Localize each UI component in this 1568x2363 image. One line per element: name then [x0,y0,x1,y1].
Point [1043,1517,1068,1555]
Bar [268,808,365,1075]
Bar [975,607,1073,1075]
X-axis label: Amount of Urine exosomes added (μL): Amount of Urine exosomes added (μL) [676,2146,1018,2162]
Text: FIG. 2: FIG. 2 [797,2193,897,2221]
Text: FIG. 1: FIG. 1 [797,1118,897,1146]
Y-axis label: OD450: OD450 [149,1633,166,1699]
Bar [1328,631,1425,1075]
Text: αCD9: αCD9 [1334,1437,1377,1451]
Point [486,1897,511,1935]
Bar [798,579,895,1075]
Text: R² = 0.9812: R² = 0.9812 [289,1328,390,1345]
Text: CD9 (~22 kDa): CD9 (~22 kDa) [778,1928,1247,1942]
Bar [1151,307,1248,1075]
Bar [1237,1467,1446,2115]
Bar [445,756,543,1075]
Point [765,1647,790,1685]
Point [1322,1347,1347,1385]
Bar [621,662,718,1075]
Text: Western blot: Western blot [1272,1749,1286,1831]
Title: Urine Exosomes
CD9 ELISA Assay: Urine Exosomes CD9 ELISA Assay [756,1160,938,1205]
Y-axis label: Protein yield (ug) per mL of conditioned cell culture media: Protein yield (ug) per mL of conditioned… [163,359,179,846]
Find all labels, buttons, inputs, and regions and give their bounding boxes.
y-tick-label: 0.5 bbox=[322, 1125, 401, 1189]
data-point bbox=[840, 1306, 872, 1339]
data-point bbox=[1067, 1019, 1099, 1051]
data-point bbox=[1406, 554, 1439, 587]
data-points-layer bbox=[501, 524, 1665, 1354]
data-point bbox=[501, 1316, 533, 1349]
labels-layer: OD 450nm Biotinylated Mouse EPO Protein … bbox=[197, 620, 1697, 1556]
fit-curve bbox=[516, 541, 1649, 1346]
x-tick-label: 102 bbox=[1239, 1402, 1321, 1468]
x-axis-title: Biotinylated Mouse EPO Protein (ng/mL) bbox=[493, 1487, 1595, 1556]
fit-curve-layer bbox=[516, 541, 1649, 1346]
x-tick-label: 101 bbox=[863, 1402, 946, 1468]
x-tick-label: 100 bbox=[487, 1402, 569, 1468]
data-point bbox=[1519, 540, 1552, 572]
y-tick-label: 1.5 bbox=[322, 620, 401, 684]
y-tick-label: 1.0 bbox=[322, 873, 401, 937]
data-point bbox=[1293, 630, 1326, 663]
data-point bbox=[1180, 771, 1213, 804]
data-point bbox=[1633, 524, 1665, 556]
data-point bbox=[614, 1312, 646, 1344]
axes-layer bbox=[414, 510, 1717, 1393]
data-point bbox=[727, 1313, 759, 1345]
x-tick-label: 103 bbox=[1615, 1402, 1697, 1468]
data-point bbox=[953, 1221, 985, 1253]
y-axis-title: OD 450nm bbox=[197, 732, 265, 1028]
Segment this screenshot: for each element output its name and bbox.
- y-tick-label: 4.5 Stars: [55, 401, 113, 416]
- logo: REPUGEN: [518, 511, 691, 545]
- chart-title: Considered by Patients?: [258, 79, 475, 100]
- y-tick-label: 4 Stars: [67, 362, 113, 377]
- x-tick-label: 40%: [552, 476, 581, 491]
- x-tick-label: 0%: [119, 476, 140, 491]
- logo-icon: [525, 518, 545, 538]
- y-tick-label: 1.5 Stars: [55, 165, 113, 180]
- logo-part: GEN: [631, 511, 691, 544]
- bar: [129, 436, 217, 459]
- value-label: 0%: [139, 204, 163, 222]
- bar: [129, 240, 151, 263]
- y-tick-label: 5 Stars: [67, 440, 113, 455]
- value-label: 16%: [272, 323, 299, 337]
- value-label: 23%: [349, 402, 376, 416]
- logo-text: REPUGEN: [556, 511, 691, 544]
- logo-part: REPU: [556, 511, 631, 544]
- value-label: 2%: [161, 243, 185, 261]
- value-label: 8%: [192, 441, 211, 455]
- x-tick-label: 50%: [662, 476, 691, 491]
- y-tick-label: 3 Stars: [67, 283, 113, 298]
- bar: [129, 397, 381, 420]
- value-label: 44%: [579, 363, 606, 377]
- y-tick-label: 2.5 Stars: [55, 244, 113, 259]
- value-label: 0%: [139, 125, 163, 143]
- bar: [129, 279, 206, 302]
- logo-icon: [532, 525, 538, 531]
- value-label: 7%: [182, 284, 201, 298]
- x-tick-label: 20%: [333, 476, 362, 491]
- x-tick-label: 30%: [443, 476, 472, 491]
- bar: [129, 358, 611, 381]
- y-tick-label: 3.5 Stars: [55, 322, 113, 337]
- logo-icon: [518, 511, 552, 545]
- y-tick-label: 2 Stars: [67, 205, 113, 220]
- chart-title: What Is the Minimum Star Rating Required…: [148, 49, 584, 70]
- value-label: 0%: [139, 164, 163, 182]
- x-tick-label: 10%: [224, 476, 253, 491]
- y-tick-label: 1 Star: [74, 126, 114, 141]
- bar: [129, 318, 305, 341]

::::::

Search the data above for the string "Biotinylated" and report each line that holds it.

labels-layer: OD 450nm Biotinylated Mouse EPO Protein … bbox=[197, 620, 1697, 1556]
x-axis-title: Biotinylated Mouse EPO Protein (ng/mL) bbox=[493, 1487, 1595, 1556]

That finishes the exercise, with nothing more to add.